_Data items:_

** BEGIN **

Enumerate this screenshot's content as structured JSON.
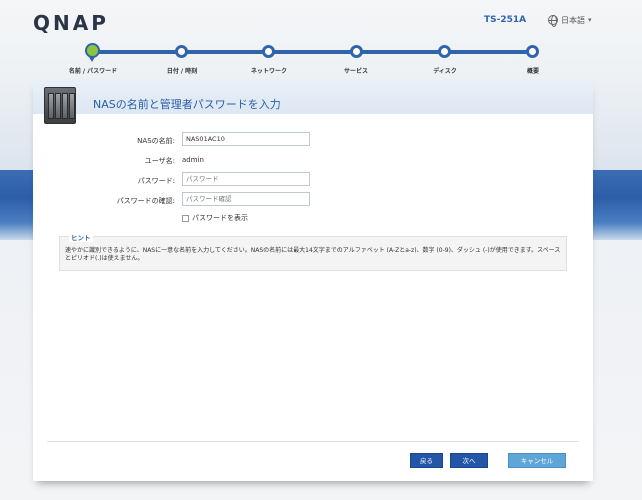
{
  "header": {
    "logo": "QNAP",
    "model": "TS-251A",
    "language": "日本語"
  },
  "steps": [
    {
      "label": "名前 / パスワード",
      "active": true
    },
    {
      "label": "日付 / 時刻",
      "active": false
    },
    {
      "label": "ネットワーク",
      "active": false
    },
    {
      "label": "サービス",
      "active": false
    },
    {
      "label": "ディスク",
      "active": false
    },
    {
      "label": "概要",
      "active": false
    }
  ],
  "panel": {
    "title": "NASの名前と管理者パスワードを入力"
  },
  "form": {
    "nas_name_label": "NASの名前:",
    "nas_name_value": "NAS01AC10",
    "username_label": "ユーザ名:",
    "username_value": "admin",
    "password_label": "パスワード:",
    "password_placeholder": "パスワード",
    "confirm_label": "パスワードの確認:",
    "confirm_placeholder": "パスワード確認",
    "show_password_label": "パスワードを表示"
  },
  "hint": {
    "title": "ヒント",
    "text": "速やかに識別できるように、NASに一意な名前を入力してください。NASの名前には最大14文字までのアルファベット (A-Zとa-z)、数字 (0-9)、ダッシュ (-)が使用できます。スペースとピリオド(.)は使えません。"
  },
  "buttons": {
    "back": "戻る",
    "next": "次へ",
    "cancel": "キャンセル"
  }
}
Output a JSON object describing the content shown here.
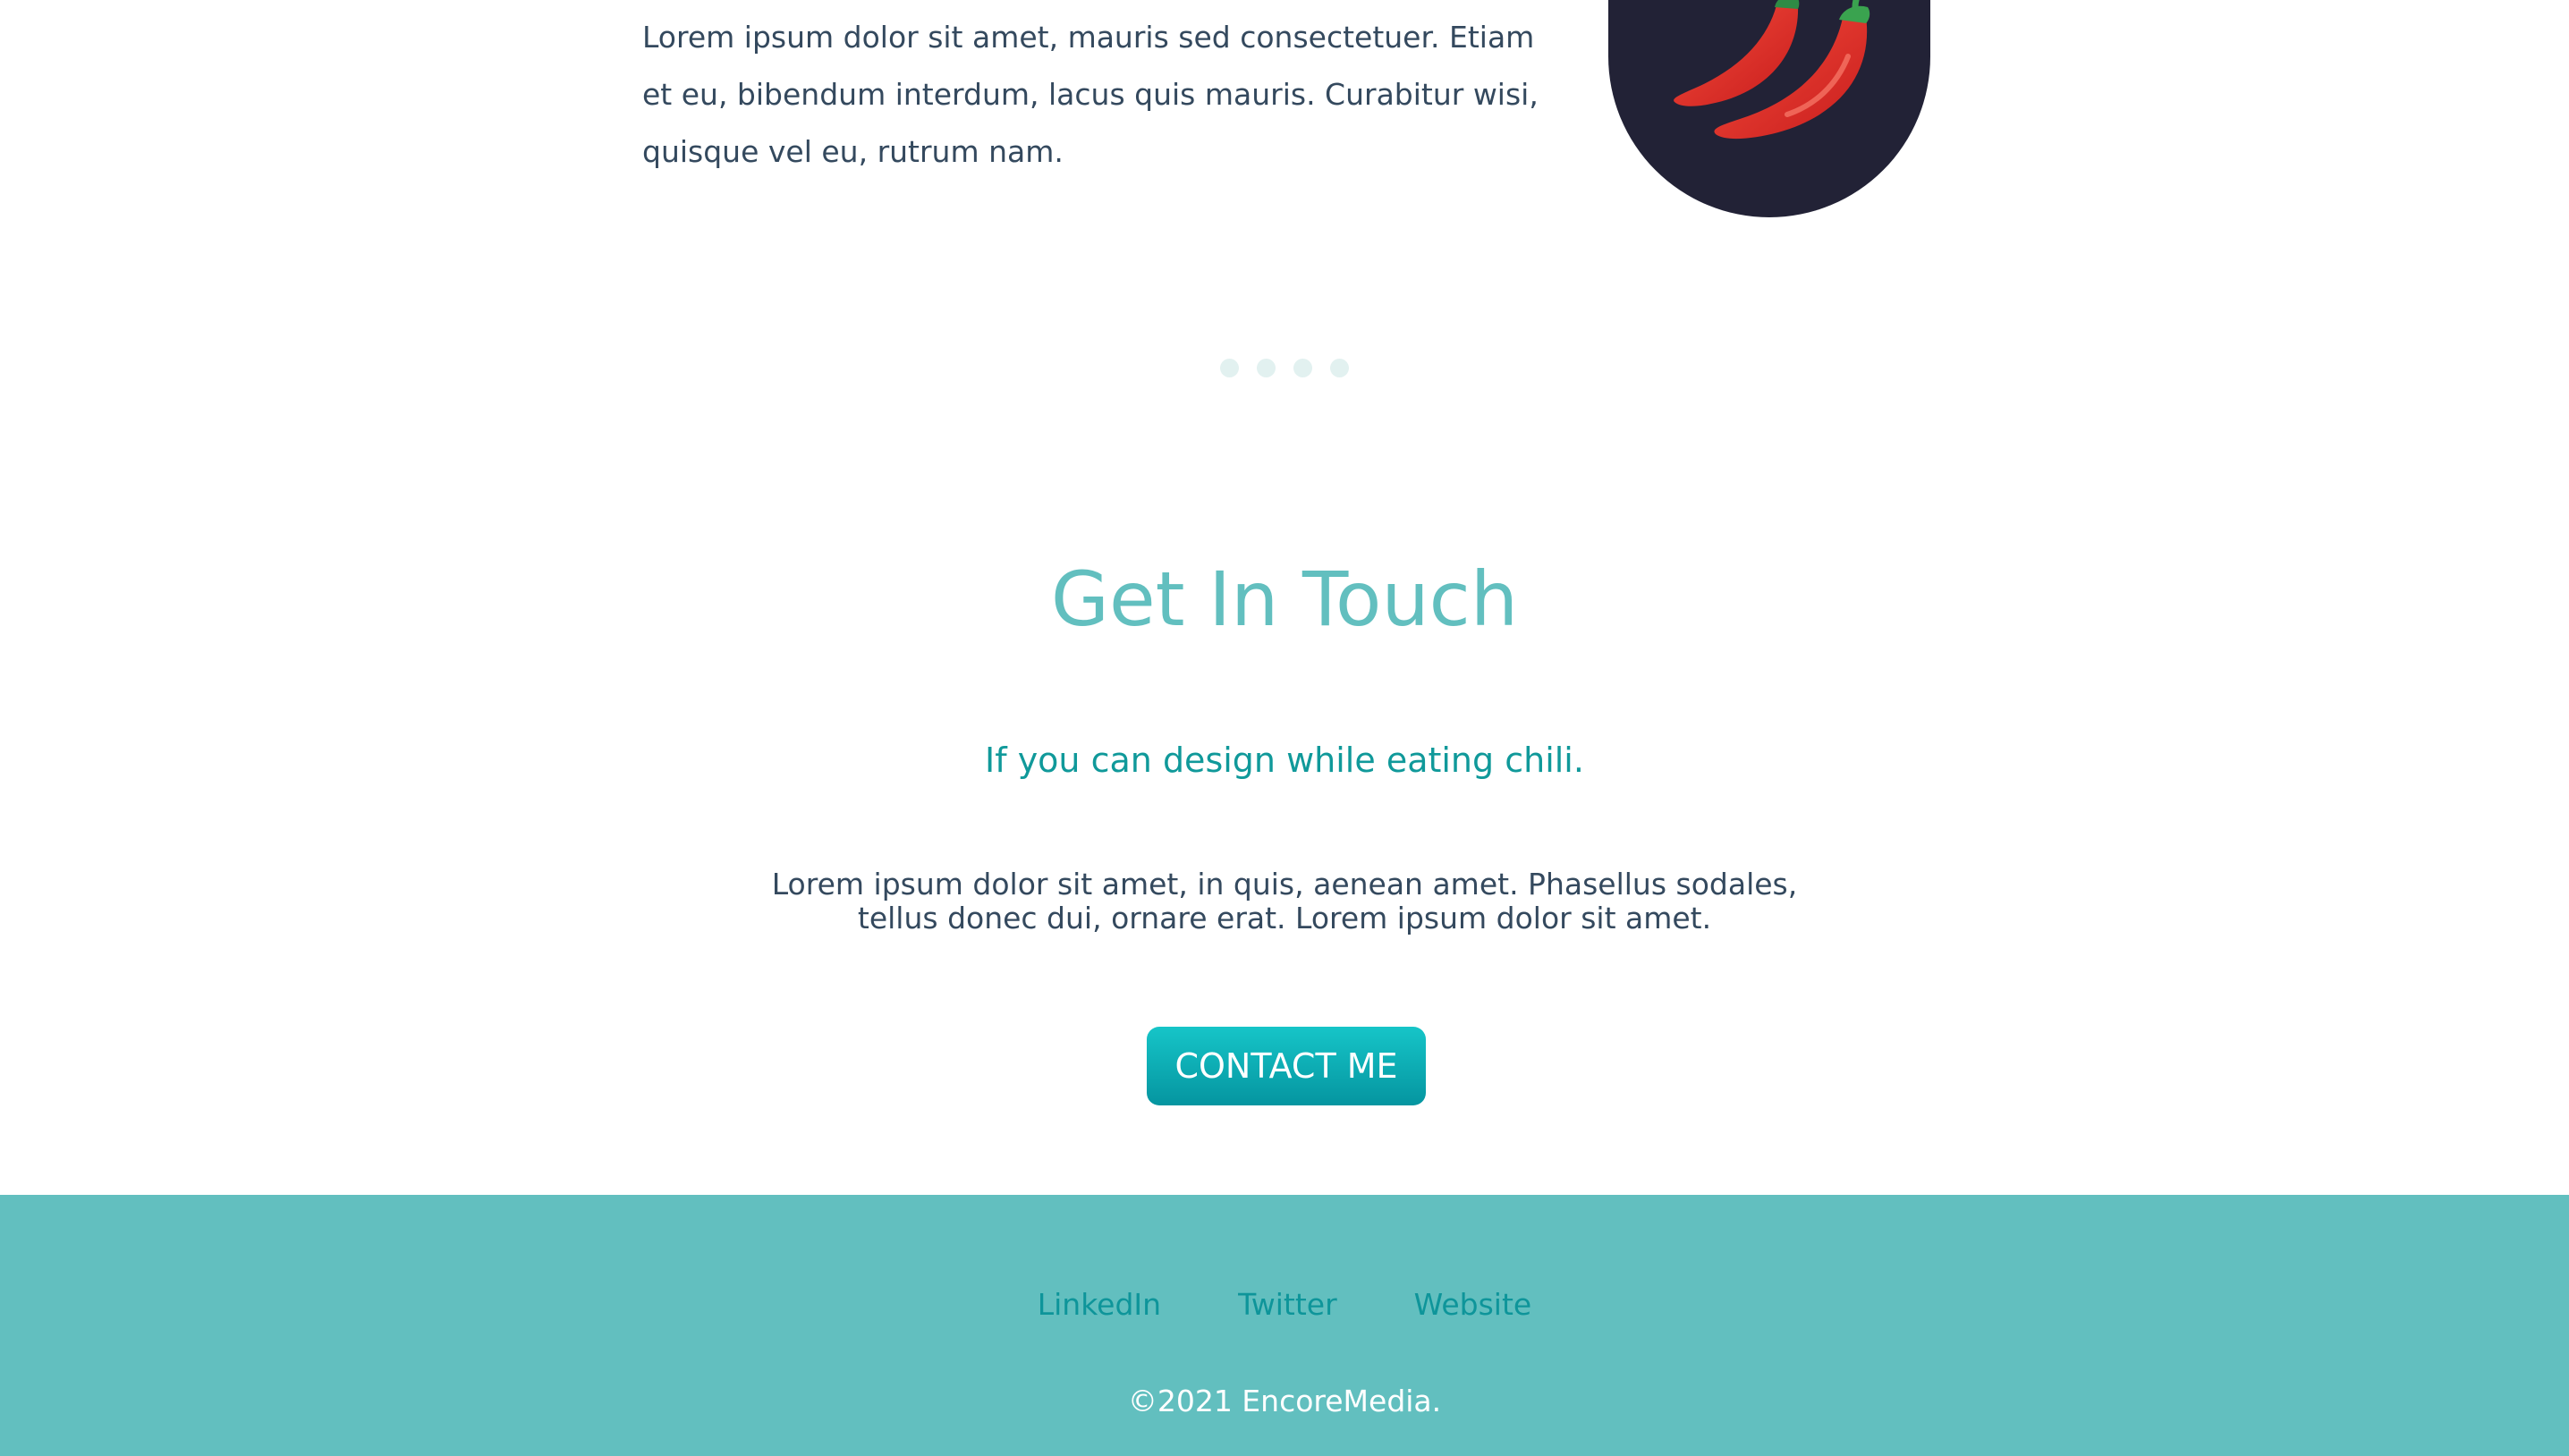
{
  "carousel": {
    "testimonial_text": "Lorem ipsum dolor sit amet, mauris sed consectetuer. Etiam et eu, bibendum interdum, lacus quis mauris. Curabitur wisi, quisque vel eu, rutrum nam.",
    "avatar_icon": "chili-pepper-icon",
    "dot_count": 4
  },
  "contact": {
    "title": "Get In Touch",
    "subtitle": "If you can design while eating chili.",
    "body_line_1": "Lorem ipsum dolor sit amet, in quis, aenean amet. Phasellus sodales,",
    "body_line_2": "tellus donec dui, ornare erat. Lorem ipsum dolor sit amet.",
    "button_label": "CONTACT ME"
  },
  "footer": {
    "links": [
      {
        "label": "LinkedIn"
      },
      {
        "label": "Twitter"
      },
      {
        "label": "Website"
      }
    ],
    "copyright": "©2021 EncoreMedia."
  },
  "colors": {
    "accent": "#62bfbf",
    "accent_dark": "#10999a",
    "avatar_bg": "#222236",
    "text": "#34495e",
    "button_top": "#16c5c8",
    "button_bottom": "#0595a0"
  }
}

** END **

_Your objective:_
Extract the text of all the records above verbatim, excluding pictures.

_Answer for this exercise:_
Enumerate this screenshot's content as structured JSON.
{
  "header": {
    "logo": "QNAP",
    "model": "TS-251A",
    "language": "日本語"
  },
  "steps": [
    {
      "label": "名前 / パスワード",
      "active": true
    },
    {
      "label": "日付 / 時刻",
      "active": false
    },
    {
      "label": "ネットワーク",
      "active": false
    },
    {
      "label": "サービス",
      "active": false
    },
    {
      "label": "ディスク",
      "active": false
    },
    {
      "label": "概要",
      "active": false
    }
  ],
  "panel": {
    "title": "NASの名前と管理者パスワードを入力"
  },
  "form": {
    "nas_name_label": "NASの名前:",
    "nas_name_value": "NAS01AC10",
    "username_label": "ユーザ名:",
    "username_value": "admin",
    "password_label": "パスワード:",
    "password_placeholder": "パスワード",
    "confirm_label": "パスワードの確認:",
    "confirm_placeholder": "パスワード確認",
    "show_password_label": "パスワードを表示"
  },
  "hint": {
    "title": "ヒント",
    "text": "速やかに識別できるように、NASに一意な名前を入力してください。NASの名前には最大14文字までのアルファベット (A-Zとa-z)、数字 (0-9)、ダッシュ (-)が使用できます。スペースとピリオド(.)は使えません。"
  },
  "buttons": {
    "back": "戻る",
    "next": "次へ",
    "cancel": "キャンセル"
  }
}
Output a JSON object describing the content shown here.
{
  "carousel": {
    "testimonial_text": "Lorem ipsum dolor sit amet, mauris sed consectetuer. Etiam et eu, bibendum interdum, lacus quis mauris. Curabitur wisi, quisque vel eu, rutrum nam.",
    "avatar_icon": "chili-pepper-icon",
    "dot_count": 4
  },
  "contact": {
    "title": "Get In Touch",
    "subtitle": "If you can design while eating chili.",
    "body_line_1": "Lorem ipsum dolor sit amet, in quis, aenean amet. Phasellus sodales,",
    "body_line_2": "tellus donec dui, ornare erat. Lorem ipsum dolor sit amet.",
    "button_label": "CONTACT ME"
  },
  "footer": {
    "links": [
      {
        "label": "LinkedIn"
      },
      {
        "label": "Twitter"
      },
      {
        "label": "Website"
      }
    ],
    "copyright": "©2021 EncoreMedia."
  },
  "colors": {
    "accent": "#62bfbf",
    "accent_dark": "#10999a",
    "avatar_bg": "#222236",
    "text": "#34495e",
    "button_top": "#16c5c8",
    "button_bottom": "#0595a0"
  }
}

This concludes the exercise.